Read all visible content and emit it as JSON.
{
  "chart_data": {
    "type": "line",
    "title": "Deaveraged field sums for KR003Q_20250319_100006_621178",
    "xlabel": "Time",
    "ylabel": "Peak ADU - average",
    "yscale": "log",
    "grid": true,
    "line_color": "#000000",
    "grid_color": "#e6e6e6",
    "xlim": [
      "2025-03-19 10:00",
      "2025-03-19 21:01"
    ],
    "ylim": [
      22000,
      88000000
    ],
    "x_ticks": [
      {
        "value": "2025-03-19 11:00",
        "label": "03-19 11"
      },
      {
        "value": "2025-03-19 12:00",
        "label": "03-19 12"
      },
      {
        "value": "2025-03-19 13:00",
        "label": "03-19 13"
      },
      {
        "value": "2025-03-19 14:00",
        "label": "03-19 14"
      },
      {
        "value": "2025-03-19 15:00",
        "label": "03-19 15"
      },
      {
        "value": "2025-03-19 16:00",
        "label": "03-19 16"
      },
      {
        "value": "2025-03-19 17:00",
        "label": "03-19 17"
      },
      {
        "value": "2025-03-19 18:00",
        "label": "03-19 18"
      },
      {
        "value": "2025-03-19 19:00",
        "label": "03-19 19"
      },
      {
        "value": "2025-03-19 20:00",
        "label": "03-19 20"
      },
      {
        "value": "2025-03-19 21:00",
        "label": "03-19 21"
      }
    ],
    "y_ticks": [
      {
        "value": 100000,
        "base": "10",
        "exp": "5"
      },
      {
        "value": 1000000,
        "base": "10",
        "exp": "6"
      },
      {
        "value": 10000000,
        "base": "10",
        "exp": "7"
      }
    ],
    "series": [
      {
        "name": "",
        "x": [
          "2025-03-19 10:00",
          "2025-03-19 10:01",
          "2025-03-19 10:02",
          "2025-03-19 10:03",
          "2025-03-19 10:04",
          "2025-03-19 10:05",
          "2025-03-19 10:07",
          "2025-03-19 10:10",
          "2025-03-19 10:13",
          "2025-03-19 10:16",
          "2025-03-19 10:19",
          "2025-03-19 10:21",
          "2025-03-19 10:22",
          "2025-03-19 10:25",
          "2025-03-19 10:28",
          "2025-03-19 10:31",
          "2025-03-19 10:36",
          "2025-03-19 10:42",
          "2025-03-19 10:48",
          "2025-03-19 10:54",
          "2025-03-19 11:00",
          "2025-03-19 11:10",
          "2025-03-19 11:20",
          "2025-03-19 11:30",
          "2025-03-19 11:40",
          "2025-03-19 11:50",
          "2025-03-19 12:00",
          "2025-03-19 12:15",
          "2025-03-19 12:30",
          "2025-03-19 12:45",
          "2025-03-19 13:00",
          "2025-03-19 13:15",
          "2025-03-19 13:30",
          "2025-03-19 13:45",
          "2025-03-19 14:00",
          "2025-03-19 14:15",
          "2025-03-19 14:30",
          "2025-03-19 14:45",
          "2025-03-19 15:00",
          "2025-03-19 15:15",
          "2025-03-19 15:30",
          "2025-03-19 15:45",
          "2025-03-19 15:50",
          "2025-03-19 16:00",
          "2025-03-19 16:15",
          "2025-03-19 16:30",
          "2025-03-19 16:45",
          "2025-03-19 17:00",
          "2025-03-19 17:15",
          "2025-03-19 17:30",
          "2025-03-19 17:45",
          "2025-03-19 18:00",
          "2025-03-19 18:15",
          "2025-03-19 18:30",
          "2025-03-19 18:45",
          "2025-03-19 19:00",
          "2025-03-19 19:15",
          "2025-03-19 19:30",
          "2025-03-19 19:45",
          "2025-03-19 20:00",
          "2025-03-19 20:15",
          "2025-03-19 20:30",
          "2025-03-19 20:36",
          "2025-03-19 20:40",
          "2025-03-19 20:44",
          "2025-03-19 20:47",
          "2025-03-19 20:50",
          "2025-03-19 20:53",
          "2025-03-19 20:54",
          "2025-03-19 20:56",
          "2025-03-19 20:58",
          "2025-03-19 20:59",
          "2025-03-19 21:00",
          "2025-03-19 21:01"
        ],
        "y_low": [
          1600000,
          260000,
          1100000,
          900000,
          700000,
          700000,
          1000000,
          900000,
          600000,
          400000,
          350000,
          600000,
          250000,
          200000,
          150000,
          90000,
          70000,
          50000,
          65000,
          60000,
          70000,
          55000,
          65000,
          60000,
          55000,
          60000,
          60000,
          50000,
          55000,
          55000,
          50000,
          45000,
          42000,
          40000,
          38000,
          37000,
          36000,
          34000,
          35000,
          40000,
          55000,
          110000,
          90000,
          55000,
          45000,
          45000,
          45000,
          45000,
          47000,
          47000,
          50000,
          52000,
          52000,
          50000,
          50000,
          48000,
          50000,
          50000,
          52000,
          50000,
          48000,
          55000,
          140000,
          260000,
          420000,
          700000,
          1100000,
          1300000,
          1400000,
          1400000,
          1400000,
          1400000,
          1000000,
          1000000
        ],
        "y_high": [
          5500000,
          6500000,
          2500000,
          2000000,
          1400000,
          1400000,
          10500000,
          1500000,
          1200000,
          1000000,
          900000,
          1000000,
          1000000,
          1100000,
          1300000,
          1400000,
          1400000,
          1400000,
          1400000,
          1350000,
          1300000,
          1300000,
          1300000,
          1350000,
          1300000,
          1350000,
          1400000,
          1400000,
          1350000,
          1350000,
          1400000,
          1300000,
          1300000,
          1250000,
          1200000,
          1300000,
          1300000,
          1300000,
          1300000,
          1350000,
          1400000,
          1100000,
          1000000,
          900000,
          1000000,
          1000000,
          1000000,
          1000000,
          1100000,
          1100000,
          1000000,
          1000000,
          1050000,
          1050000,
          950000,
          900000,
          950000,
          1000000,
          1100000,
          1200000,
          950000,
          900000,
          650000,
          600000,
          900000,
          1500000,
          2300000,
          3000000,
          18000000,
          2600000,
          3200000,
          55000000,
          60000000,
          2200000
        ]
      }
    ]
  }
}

--------

Write down all the entries again without a single difference.

> **Response for this exercise**
Read all visible content and emit it as JSON.
{
  "chart_data": {
    "type": "line",
    "title": "Deaveraged field sums for KR003Q_20250319_100006_621178",
    "xlabel": "Time",
    "ylabel": "Peak ADU - average",
    "yscale": "log",
    "grid": true,
    "line_color": "#000000",
    "grid_color": "#e6e6e6",
    "xlim": [
      "2025-03-19 10:00",
      "2025-03-19 21:01"
    ],
    "ylim": [
      22000,
      88000000
    ],
    "x_ticks": [
      {
        "value": "2025-03-19 11:00",
        "label": "03-19 11"
      },
      {
        "value": "2025-03-19 12:00",
        "label": "03-19 12"
      },
      {
        "value": "2025-03-19 13:00",
        "label": "03-19 13"
      },
      {
        "value": "2025-03-19 14:00",
        "label": "03-19 14"
      },
      {
        "value": "2025-03-19 15:00",
        "label": "03-19 15"
      },
      {
        "value": "2025-03-19 16:00",
        "label": "03-19 16"
      },
      {
        "value": "2025-03-19 17:00",
        "label": "03-19 17"
      },
      {
        "value": "2025-03-19 18:00",
        "label": "03-19 18"
      },
      {
        "value": "2025-03-19 19:00",
        "label": "03-19 19"
      },
      {
        "value": "2025-03-19 20:00",
        "label": "03-19 20"
      },
      {
        "value": "2025-03-19 21:00",
        "label": "03-19 21"
      }
    ],
    "y_ticks": [
      {
        "value": 100000,
        "base": "10",
        "exp": "5"
      },
      {
        "value": 1000000,
        "base": "10",
        "exp": "6"
      },
      {
        "value": 10000000,
        "base": "10",
        "exp": "7"
      }
    ],
    "series": [
      {
        "name": "",
        "x": [
          "2025-03-19 10:00",
          "2025-03-19 10:01",
          "2025-03-19 10:02",
          "2025-03-19 10:03",
          "2025-03-19 10:04",
          "2025-03-19 10:05",
          "2025-03-19 10:07",
          "2025-03-19 10:10",
          "2025-03-19 10:13",
          "2025-03-19 10:16",
          "2025-03-19 10:19",
          "2025-03-19 10:21",
          "2025-03-19 10:22",
          "2025-03-19 10:25",
          "2025-03-19 10:28",
          "2025-03-19 10:31",
          "2025-03-19 10:36",
          "2025-03-19 10:42",
          "2025-03-19 10:48",
          "2025-03-19 10:54",
          "2025-03-19 11:00",
          "2025-03-19 11:10",
          "2025-03-19 11:20",
          "2025-03-19 11:30",
          "2025-03-19 11:40",
          "2025-03-19 11:50",
          "2025-03-19 12:00",
          "2025-03-19 12:15",
          "2025-03-19 12:30",
          "2025-03-19 12:45",
          "2025-03-19 13:00",
          "2025-03-19 13:15",
          "2025-03-19 13:30",
          "2025-03-19 13:45",
          "2025-03-19 14:00",
          "2025-03-19 14:15",
          "2025-03-19 14:30",
          "2025-03-19 14:45",
          "2025-03-19 15:00",
          "2025-03-19 15:15",
          "2025-03-19 15:30",
          "2025-03-19 15:45",
          "2025-03-19 15:50",
          "2025-03-19 16:00",
          "2025-03-19 16:15",
          "2025-03-19 16:30",
          "2025-03-19 16:45",
          "2025-03-19 17:00",
          "2025-03-19 17:15",
          "2025-03-19 17:30",
          "2025-03-19 17:45",
          "2025-03-19 18:00",
          "2025-03-19 18:15",
          "2025-03-19 18:30",
          "2025-03-19 18:45",
          "2025-03-19 19:00",
          "2025-03-19 19:15",
          "2025-03-19 19:30",
          "2025-03-19 19:45",
          "2025-03-19 20:00",
          "2025-03-19 20:15",
          "2025-03-19 20:30",
          "2025-03-19 20:36",
          "2025-03-19 20:40",
          "2025-03-19 20:44",
          "2025-03-19 20:47",
          "2025-03-19 20:50",
          "2025-03-19 20:53",
          "2025-03-19 20:54",
          "2025-03-19 20:56",
          "2025-03-19 20:58",
          "2025-03-19 20:59",
          "2025-03-19 21:00",
          "2025-03-19 21:01"
        ],
        "y_low": [
          1600000,
          260000,
          1100000,
          900000,
          700000,
          700000,
          1000000,
          900000,
          600000,
          400000,
          350000,
          600000,
          250000,
          200000,
          150000,
          90000,
          70000,
          50000,
          65000,
          60000,
          70000,
          55000,
          65000,
          60000,
          55000,
          60000,
          60000,
          50000,
          55000,
          55000,
          50000,
          45000,
          42000,
          40000,
          38000,
          37000,
          36000,
          34000,
          35000,
          40000,
          55000,
          110000,
          90000,
          55000,
          45000,
          45000,
          45000,
          45000,
          47000,
          47000,
          50000,
          52000,
          52000,
          50000,
          50000,
          48000,
          50000,
          50000,
          52000,
          50000,
          48000,
          55000,
          140000,
          260000,
          420000,
          700000,
          1100000,
          1300000,
          1400000,
          1400000,
          1400000,
          1400000,
          1000000,
          1000000
        ],
        "y_high": [
          5500000,
          6500000,
          2500000,
          2000000,
          1400000,
          1400000,
          10500000,
          1500000,
          1200000,
          1000000,
          900000,
          1000000,
          1000000,
          1100000,
          1300000,
          1400000,
          1400000,
          1400000,
          1400000,
          1350000,
          1300000,
          1300000,
          1300000,
          1350000,
          1300000,
          1350000,
          1400000,
          1400000,
          1350000,
          1350000,
          1400000,
          1300000,
          1300000,
          1250000,
          1200000,
          1300000,
          1300000,
          1300000,
          1300000,
          1350000,
          1400000,
          1100000,
          1000000,
          900000,
          1000000,
          1000000,
          1000000,
          1000000,
          1100000,
          1100000,
          1000000,
          1000000,
          1050000,
          1050000,
          950000,
          900000,
          950000,
          1000000,
          1100000,
          1200000,
          950000,
          900000,
          650000,
          600000,
          900000,
          1500000,
          2300000,
          3000000,
          18000000,
          2600000,
          3200000,
          55000000,
          60000000,
          2200000
        ]
      }
    ]
  }
}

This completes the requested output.